◆ **Request**
Check each line of the material below, and copy it if it holds the string "attachment".

◆ **Exercise material**
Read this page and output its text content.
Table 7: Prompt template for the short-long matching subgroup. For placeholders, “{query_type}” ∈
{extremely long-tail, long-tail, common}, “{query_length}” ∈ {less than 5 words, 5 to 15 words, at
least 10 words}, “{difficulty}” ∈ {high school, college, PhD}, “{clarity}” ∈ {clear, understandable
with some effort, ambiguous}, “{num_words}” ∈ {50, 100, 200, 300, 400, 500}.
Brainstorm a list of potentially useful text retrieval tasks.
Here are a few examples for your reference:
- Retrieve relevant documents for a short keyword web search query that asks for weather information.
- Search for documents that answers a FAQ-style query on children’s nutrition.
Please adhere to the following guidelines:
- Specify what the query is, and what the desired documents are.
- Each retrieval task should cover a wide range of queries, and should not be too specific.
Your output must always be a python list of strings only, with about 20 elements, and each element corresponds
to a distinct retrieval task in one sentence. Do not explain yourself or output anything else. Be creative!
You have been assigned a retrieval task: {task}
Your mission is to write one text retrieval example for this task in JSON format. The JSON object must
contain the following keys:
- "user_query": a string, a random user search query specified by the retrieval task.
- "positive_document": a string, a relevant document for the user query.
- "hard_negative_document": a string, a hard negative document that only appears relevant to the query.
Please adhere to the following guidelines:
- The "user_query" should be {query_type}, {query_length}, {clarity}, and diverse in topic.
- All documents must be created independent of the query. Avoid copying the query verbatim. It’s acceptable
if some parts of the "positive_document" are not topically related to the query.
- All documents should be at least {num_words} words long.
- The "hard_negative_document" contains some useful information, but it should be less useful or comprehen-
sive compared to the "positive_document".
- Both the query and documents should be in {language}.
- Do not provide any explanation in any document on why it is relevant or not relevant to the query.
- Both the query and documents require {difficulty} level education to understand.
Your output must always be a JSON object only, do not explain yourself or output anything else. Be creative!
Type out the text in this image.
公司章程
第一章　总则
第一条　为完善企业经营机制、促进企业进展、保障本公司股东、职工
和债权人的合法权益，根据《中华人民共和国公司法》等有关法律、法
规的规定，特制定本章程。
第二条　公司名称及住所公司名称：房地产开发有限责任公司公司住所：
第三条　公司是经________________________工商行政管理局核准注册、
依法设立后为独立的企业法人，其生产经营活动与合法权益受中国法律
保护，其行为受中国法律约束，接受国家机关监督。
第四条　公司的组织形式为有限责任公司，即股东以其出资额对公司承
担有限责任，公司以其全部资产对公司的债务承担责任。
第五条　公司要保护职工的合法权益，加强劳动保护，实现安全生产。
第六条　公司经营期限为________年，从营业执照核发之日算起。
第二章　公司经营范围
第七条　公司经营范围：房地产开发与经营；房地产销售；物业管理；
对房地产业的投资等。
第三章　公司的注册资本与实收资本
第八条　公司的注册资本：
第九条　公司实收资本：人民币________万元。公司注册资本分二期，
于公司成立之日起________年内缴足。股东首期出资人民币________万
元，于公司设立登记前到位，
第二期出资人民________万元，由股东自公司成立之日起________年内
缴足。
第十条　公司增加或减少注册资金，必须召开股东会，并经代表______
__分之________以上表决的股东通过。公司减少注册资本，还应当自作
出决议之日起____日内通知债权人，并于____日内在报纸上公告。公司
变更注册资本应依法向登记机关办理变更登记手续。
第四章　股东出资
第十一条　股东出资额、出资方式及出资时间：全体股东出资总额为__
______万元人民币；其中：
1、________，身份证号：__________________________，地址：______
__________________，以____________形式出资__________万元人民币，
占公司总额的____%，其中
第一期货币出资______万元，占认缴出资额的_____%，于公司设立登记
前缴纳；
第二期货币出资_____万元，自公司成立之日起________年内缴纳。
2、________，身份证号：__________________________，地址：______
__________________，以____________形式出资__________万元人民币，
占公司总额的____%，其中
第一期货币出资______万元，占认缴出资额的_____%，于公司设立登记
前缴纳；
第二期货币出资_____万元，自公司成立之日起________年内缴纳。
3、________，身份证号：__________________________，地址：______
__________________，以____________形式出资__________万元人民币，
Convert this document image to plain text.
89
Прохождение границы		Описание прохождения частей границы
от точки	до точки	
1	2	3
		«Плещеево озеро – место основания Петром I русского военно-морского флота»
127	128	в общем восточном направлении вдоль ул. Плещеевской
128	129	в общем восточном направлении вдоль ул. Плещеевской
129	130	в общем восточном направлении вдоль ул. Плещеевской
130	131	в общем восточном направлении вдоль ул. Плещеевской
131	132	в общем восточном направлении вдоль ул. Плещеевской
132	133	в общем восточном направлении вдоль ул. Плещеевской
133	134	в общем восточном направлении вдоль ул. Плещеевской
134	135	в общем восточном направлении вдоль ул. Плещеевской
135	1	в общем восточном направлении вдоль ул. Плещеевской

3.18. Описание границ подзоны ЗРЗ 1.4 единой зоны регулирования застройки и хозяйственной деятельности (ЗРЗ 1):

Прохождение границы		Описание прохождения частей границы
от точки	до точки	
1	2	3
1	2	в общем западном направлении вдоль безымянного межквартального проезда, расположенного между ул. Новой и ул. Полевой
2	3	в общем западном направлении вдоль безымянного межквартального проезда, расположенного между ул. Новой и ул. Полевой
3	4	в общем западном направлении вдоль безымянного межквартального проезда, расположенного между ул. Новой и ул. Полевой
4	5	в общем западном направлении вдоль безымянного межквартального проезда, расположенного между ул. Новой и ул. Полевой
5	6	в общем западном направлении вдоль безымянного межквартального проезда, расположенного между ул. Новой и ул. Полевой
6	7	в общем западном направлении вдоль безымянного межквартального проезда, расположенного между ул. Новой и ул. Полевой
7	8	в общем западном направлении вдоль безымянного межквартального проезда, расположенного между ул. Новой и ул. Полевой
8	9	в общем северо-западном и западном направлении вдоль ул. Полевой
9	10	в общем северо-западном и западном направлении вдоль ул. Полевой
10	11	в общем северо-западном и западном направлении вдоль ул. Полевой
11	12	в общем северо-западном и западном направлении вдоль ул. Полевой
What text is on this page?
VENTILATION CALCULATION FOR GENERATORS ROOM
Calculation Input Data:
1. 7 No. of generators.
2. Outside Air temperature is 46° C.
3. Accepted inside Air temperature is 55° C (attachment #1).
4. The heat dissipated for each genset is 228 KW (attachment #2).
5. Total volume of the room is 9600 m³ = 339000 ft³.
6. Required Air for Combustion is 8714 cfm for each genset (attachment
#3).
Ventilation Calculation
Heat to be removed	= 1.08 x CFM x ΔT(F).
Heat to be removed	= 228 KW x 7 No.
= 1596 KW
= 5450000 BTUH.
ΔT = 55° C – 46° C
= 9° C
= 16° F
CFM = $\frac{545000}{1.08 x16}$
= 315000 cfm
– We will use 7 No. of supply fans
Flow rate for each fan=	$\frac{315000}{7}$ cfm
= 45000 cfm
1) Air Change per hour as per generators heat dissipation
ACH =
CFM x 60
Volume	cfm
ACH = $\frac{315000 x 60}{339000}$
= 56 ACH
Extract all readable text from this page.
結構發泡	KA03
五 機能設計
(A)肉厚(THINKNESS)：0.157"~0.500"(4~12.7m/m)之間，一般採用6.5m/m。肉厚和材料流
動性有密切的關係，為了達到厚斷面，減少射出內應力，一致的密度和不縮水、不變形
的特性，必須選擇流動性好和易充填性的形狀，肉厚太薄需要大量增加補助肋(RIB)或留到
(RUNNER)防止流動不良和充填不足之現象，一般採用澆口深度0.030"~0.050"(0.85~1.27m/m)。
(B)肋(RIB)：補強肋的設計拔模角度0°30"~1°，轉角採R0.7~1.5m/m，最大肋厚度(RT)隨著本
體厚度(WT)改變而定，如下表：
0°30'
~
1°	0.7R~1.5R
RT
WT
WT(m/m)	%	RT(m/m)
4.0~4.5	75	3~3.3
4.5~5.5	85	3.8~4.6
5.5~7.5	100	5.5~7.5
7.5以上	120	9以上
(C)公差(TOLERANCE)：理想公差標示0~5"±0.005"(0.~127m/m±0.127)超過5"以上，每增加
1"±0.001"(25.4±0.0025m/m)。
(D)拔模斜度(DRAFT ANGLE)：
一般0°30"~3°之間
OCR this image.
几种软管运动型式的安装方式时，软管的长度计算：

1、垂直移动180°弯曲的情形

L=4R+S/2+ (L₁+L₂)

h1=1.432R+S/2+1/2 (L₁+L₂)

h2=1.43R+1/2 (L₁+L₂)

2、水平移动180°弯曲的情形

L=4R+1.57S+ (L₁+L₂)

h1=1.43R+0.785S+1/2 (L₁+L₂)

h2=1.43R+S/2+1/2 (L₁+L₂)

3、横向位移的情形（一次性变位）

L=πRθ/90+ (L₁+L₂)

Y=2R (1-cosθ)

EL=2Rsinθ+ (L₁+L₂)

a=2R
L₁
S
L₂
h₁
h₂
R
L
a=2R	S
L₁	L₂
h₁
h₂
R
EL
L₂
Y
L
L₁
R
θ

◆ **Response below**
3. Accepted inside Air temperature is 55° C (attachment #1).
4. The heat dissipated for each genset is 228 KW (attachment #2).
6. Required Air for Combustion is 8714 cfm for each genset (attachment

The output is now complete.